§ **WHAT THE EXERCISE ASKS**
Only the number is wanted: tally the lines below that contain the word "labels".

▬▬▬

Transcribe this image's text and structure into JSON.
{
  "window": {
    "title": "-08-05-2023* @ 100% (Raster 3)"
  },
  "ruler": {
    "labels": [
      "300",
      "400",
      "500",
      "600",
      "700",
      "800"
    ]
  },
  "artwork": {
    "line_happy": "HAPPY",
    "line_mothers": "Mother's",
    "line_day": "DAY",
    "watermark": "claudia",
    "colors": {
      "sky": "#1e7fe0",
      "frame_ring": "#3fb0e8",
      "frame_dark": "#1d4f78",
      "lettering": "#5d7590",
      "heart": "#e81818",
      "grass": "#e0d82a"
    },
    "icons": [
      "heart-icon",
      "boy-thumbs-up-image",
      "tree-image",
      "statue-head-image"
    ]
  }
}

▬▬▬

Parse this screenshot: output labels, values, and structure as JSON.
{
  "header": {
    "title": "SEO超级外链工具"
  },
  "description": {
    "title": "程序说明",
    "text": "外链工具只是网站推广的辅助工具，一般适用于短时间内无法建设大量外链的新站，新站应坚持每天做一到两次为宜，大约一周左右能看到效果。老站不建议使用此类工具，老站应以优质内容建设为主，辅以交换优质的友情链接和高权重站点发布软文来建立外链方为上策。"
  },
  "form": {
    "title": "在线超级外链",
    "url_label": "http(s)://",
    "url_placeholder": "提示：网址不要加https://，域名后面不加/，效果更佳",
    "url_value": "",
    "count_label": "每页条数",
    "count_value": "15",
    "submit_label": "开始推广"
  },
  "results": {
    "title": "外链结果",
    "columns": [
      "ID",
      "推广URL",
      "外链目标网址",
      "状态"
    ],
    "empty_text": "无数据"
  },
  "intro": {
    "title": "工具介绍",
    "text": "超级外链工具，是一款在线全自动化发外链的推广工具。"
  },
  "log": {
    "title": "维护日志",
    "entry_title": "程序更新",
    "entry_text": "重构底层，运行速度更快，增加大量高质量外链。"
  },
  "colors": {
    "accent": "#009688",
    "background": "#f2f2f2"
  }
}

▬▬▬

§ **RESPONSE TO THIS EXERCISE**
2